EXERCISE AIM: Rewrite the poetry assignment text from "Option 4: One" up to and including "the repeated refrains.", putting "rhyme pattern" in place of "rhyme scheme".
## Begin SELECTION
Line 7: ECA (or) ACE

The key to a good sestina is choosing those ending words well.  Make sure they’re words that have more than one meaning or connotation.

Option 4: One Villanelle

There are two forms of the villanelle, the first deals with both rhyme scheme and a repeated refrain; the second drops the rhyme scheme and worries only about the repeated refrains.

Either way, a villanelle is always 19 lines with two repeating refrains.  The form is made up of five tercets (3 line stanzas) followed by a quatrain (4 line stanza).  The first and third line of the FIRST stanza are repeated alternately throughout the poem in the last lines of the succeeding stanzas, then act as the final two lines in the last stanza.  Which looks like—without worrying about the rhyme scheme—this:

LINE 1

Line 2

LINE 3

Line 4

Line 5

LINE 1

Line 7

Line 8

LINE 3

Line 10

Line 11

LINE 1

Line 12

Line 13

LINE 3

Line 15

Line 16

LINE 1

LINE 3

If you decide to go whole hog, as it were, and want to also try the rhyme scheme, it’s: aba/aba/aba/aba/aba/abaa.

The key to a good villanelle, is to choose those first and third lines well; try to come up with lines that can take on different or varying meanings based on what comes before and after them.  They’re a refrain, but their continued presence in the poem should surprise you, delight you, even.

PLEASE DO NOT HAND IN ONE OF EACH OF THESE!!  CHOOSE ONE FORM AND PLAY WITH IT.  IF IT DOESN’T WORK, CHOOSE ANOTHER ONE.

 

Week Five: Revision Assignment: DUE Fri. 2/27

Revision and editing are not the same things.  Revision means just what it says: Re-vision.  It’s a re-imagining of what you have already written.  It’s more than just replacing a word here or there or adjusting a tense.  It can be as small as a combination of those things or as large as taking a single image or line from the poem and starting over; you may decide to try another voice for the poem or rely more on dialogue.  You might start your poem over with the last line or scrap everything but the third stanza.  The point of revision is twofold: to work toward a better piece of creative writing, and to be open to more possibilities for your work.  You can always change it back to what it was, but you’ll never know what else it might be without really looking at what you have, seeing what’s there and what’s not, and being willing to stretch yourself away from your first ideas.
## End SELECTION
## Begin INFORMATION SHOWN
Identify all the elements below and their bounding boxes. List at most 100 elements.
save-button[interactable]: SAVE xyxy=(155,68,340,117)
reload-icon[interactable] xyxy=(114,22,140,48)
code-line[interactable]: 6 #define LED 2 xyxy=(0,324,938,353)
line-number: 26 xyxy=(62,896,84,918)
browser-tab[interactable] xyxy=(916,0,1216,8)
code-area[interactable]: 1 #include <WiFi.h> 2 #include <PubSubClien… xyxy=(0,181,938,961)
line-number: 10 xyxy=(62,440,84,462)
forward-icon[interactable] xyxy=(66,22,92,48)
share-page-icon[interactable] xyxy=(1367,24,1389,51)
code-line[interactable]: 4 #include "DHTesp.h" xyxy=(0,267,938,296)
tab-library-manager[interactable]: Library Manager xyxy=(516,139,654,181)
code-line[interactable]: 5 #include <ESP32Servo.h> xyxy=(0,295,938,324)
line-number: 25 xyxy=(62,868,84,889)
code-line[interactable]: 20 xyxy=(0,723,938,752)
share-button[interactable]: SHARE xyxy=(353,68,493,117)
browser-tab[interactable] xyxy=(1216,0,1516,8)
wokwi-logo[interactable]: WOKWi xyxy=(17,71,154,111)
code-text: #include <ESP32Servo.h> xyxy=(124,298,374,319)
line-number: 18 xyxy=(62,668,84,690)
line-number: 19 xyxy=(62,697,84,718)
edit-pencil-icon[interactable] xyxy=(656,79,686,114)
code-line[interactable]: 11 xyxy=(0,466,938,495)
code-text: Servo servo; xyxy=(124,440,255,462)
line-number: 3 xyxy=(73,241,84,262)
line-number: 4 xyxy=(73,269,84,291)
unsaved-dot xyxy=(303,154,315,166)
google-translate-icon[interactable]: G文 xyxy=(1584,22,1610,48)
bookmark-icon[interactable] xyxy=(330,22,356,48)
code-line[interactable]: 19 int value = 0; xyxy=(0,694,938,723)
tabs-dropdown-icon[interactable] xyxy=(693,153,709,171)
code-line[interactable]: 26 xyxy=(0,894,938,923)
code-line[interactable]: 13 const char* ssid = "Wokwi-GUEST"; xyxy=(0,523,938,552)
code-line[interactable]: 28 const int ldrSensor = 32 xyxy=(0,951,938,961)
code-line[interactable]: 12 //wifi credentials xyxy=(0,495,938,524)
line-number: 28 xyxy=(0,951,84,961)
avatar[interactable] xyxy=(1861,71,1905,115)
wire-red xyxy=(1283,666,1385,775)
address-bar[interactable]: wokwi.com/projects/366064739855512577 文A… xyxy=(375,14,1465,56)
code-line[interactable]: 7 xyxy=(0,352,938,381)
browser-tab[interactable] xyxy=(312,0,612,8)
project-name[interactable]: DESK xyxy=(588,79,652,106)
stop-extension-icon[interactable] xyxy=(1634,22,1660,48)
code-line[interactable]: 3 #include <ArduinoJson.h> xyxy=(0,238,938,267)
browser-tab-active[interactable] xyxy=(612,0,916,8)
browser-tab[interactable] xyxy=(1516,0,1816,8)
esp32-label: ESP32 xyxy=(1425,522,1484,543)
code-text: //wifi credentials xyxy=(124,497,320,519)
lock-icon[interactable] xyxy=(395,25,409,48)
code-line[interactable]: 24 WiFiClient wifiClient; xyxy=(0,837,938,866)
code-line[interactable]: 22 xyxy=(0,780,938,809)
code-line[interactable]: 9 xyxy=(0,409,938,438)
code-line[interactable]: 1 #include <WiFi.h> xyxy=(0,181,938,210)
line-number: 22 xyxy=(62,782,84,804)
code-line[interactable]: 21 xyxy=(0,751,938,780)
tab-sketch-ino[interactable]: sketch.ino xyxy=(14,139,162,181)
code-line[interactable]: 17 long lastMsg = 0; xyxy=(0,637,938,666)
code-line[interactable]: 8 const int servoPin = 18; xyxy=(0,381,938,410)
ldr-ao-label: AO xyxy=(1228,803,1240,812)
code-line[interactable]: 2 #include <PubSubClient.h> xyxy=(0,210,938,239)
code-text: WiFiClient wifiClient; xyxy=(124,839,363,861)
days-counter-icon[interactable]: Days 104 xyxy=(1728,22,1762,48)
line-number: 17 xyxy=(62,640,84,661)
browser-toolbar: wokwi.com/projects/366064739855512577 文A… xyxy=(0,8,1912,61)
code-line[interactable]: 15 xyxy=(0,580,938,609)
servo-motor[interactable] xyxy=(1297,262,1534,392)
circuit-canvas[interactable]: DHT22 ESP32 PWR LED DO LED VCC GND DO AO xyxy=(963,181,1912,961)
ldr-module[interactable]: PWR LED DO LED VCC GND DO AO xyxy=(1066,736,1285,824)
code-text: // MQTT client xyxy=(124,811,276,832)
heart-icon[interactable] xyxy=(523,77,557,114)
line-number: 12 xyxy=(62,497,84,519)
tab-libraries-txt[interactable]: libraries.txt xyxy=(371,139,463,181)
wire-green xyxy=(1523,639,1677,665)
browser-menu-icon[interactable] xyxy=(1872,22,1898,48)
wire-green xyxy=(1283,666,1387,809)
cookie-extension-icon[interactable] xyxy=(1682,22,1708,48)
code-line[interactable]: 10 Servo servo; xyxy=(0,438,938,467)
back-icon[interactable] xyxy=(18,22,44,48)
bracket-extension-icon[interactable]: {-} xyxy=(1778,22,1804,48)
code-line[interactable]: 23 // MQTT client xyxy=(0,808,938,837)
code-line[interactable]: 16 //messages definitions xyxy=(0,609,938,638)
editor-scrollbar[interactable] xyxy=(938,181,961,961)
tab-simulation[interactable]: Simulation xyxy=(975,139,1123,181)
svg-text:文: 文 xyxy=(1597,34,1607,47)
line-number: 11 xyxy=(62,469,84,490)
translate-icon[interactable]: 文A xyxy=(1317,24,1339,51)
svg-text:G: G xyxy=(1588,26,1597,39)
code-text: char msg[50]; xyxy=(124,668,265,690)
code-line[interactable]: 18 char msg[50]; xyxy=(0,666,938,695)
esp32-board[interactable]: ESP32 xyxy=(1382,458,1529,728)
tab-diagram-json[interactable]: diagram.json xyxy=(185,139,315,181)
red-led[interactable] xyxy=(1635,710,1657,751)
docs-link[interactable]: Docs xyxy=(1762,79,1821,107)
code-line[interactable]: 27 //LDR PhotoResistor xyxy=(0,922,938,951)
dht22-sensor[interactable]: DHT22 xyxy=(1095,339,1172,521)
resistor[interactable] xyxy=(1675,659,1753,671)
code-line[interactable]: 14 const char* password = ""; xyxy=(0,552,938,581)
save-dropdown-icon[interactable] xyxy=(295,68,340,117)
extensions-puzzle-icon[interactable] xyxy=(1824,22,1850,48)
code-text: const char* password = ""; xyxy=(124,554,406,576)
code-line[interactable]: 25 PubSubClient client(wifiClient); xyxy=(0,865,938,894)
## End INFORMATION SHOWN
SOLUTION:
Option 4: One Villanelle

There are two forms of the villanelle, the first deals with both rhyme pattern and a repeated refrain; the second drops the rhyme pattern and worries only about the repeated refrains.